** BEGIN RECORD EXCERPTS **

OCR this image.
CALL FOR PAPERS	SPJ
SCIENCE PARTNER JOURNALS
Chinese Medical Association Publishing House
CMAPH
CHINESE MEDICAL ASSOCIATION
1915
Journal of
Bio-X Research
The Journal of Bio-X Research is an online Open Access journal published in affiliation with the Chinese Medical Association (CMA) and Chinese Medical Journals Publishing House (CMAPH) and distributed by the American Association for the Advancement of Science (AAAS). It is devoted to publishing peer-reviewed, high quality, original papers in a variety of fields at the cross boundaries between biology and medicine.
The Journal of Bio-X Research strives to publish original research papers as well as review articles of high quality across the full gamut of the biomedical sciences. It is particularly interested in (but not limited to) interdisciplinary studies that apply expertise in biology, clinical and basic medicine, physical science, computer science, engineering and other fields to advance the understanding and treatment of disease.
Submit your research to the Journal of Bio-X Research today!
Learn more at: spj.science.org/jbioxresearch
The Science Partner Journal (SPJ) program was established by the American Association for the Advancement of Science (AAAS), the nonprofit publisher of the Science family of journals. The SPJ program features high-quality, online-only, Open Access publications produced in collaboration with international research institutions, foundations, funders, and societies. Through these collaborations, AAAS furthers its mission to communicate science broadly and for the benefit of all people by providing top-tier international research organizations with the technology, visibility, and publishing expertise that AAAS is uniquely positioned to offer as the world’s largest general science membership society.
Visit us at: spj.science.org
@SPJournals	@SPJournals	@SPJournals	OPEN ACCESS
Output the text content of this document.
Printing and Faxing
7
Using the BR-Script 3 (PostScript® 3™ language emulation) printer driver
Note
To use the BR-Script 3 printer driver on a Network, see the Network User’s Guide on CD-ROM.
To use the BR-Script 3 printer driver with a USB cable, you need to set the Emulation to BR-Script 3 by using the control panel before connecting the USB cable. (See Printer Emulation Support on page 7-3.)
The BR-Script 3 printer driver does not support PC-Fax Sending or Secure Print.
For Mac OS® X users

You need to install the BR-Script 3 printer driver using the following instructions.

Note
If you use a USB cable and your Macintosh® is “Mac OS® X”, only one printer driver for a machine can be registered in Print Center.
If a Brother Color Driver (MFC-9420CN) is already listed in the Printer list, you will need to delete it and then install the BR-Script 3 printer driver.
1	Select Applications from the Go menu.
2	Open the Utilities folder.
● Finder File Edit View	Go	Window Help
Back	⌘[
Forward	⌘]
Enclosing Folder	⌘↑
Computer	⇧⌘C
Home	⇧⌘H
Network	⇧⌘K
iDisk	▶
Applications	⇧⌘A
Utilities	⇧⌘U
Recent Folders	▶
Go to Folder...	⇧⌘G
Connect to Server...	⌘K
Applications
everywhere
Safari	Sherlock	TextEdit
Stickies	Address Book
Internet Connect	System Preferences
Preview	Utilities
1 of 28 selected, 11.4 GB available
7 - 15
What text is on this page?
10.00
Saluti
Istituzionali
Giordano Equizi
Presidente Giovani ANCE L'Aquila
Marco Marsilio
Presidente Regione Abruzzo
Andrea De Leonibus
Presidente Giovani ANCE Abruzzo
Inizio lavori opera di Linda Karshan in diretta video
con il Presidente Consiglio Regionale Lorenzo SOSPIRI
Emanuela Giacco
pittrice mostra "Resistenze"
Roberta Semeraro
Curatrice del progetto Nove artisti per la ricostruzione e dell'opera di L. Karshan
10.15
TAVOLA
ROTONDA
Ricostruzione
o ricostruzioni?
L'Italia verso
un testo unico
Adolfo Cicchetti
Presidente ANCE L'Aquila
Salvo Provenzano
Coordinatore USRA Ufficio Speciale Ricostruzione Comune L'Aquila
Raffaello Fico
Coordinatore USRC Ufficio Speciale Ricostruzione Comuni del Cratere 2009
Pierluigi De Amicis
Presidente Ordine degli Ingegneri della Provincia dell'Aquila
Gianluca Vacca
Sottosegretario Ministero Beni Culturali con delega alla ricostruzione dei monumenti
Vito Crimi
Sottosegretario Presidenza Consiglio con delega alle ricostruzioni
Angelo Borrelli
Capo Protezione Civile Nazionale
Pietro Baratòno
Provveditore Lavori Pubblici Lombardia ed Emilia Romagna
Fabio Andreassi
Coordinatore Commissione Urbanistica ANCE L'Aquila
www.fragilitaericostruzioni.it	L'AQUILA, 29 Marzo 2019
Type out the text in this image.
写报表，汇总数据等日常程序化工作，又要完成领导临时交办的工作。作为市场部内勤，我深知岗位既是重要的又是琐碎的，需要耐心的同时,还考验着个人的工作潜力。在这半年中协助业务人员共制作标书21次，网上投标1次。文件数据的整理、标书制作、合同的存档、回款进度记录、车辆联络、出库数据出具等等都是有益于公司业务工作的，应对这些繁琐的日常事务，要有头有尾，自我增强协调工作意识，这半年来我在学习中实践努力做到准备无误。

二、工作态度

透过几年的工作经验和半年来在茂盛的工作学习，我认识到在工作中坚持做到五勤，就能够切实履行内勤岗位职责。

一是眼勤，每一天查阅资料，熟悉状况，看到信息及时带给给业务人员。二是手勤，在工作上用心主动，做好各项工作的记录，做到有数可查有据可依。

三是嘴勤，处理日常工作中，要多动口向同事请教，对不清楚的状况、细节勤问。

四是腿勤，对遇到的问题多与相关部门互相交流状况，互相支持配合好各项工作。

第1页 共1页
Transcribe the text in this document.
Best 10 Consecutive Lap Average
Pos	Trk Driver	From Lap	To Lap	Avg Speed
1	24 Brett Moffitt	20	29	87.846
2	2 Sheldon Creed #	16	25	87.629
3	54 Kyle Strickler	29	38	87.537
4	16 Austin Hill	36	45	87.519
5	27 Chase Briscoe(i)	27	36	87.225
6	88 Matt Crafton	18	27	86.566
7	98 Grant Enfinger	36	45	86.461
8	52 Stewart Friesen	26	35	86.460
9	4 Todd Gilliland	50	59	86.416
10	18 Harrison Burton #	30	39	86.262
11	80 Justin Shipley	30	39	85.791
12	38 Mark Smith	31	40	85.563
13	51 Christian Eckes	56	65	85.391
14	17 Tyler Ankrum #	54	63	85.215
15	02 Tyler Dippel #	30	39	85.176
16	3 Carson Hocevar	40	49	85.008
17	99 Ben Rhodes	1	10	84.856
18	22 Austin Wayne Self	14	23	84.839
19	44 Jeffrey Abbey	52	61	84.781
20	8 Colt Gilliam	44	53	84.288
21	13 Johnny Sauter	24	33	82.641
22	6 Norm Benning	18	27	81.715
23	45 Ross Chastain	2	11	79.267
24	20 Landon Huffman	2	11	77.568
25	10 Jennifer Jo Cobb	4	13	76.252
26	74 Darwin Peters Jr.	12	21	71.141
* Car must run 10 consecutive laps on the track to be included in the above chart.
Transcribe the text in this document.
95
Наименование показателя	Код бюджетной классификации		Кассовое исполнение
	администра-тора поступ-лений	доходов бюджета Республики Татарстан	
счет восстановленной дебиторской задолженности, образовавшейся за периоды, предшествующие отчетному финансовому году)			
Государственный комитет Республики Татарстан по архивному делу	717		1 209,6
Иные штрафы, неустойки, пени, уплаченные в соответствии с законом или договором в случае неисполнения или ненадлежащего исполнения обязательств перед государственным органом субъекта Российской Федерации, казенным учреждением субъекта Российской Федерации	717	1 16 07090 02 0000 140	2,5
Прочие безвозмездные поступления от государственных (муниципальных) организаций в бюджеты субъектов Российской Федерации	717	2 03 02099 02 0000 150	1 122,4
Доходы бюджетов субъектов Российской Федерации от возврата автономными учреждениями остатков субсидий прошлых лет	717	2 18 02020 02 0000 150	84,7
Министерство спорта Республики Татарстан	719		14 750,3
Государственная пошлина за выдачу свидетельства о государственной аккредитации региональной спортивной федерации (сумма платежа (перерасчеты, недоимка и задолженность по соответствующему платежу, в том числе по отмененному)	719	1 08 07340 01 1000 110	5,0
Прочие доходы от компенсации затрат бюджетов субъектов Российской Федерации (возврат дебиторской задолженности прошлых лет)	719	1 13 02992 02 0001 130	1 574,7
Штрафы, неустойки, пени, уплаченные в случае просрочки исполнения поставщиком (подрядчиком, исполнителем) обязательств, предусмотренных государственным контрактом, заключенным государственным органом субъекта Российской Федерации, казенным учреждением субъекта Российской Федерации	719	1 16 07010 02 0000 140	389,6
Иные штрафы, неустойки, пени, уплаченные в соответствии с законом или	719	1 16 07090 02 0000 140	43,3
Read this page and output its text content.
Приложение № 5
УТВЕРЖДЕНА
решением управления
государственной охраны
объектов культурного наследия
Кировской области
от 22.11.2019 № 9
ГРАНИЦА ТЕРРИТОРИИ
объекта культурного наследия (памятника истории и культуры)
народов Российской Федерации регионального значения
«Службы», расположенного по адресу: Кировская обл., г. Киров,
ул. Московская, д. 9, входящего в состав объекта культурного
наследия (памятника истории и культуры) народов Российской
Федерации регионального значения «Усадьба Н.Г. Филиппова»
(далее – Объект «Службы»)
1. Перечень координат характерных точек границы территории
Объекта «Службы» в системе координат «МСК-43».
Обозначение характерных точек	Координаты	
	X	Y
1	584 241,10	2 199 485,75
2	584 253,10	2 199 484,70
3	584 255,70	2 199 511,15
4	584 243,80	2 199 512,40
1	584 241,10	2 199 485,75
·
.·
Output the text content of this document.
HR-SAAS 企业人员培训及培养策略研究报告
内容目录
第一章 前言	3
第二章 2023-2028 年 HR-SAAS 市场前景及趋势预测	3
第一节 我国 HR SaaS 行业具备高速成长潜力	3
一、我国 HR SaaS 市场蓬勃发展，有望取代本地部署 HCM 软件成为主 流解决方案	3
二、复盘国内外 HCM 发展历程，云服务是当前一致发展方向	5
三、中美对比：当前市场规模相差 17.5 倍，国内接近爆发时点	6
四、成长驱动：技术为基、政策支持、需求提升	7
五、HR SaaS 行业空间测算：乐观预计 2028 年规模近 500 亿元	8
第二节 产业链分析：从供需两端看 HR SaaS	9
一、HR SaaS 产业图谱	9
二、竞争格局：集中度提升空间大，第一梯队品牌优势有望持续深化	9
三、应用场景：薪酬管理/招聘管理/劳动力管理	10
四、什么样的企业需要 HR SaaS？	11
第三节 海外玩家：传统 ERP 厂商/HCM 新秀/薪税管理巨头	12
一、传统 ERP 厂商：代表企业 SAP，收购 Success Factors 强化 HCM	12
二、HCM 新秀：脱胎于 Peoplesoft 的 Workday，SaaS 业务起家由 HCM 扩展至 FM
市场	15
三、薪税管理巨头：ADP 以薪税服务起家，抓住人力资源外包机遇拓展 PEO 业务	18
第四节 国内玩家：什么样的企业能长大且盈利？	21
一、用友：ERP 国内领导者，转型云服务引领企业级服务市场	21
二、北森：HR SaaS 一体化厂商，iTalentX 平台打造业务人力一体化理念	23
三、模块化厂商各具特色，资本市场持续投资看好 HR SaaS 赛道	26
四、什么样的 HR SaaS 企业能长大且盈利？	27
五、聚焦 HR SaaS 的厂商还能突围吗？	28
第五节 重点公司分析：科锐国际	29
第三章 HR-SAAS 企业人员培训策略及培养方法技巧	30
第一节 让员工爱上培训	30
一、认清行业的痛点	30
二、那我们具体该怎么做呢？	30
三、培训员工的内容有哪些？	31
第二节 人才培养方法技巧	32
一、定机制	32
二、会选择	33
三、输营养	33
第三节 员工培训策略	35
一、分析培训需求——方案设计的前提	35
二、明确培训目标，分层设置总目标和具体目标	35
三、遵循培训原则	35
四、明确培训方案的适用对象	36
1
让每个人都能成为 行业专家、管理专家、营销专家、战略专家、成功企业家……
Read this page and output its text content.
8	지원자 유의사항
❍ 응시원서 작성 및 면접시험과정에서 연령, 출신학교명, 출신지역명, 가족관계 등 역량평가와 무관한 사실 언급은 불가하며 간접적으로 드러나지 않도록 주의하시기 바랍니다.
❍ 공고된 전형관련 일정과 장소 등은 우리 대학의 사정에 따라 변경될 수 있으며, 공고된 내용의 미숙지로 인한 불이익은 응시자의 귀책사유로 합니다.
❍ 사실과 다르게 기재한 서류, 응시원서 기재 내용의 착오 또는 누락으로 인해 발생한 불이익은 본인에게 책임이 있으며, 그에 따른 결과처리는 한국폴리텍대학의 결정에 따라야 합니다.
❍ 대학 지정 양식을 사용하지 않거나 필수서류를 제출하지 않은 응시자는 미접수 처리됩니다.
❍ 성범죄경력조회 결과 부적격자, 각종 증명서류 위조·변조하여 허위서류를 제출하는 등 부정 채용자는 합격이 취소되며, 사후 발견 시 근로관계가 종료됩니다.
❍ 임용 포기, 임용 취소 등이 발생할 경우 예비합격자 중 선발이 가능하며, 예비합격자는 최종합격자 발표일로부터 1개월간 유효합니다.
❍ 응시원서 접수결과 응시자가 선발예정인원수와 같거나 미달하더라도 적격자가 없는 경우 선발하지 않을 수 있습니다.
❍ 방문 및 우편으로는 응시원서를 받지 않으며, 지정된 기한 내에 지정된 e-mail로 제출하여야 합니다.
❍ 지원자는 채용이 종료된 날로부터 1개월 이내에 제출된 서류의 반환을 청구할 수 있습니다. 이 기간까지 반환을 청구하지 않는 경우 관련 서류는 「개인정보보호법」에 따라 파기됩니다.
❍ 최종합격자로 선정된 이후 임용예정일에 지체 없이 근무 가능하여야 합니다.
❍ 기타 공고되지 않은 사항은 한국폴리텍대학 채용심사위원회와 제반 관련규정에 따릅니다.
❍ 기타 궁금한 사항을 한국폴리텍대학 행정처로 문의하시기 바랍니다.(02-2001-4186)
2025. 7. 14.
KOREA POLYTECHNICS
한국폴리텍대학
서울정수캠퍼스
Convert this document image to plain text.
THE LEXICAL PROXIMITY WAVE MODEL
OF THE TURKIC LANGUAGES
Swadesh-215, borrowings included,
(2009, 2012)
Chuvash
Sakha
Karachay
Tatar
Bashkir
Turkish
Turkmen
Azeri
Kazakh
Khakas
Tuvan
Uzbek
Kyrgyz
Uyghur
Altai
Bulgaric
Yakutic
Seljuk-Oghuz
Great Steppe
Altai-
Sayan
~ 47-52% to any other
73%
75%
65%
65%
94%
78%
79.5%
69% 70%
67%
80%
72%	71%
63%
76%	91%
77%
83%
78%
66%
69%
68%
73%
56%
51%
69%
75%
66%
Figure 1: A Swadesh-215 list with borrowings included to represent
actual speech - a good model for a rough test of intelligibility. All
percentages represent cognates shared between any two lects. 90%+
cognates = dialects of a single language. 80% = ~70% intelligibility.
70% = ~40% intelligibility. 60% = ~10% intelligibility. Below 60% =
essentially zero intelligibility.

** END RECORD EXCERPTS **

Collect the lines that hold "불이익은".

❍ 공고된 전형관련 일정과 장소 등은 우리 대학의 사정에 따라 변경될 수 있으며, 공고된 내용의 미숙지로 인한 불이익은 응시자의 귀책사유로 합니다.
❍ 사실과 다르게 기재한 서류, 응시원서 기재 내용의 착오 또는 누락으로 인해 발생한 불이익은 본인에게 책임이 있으며, 그에 따른 결과처리는 한국폴리텍대학의 결정에 따라야 합니다.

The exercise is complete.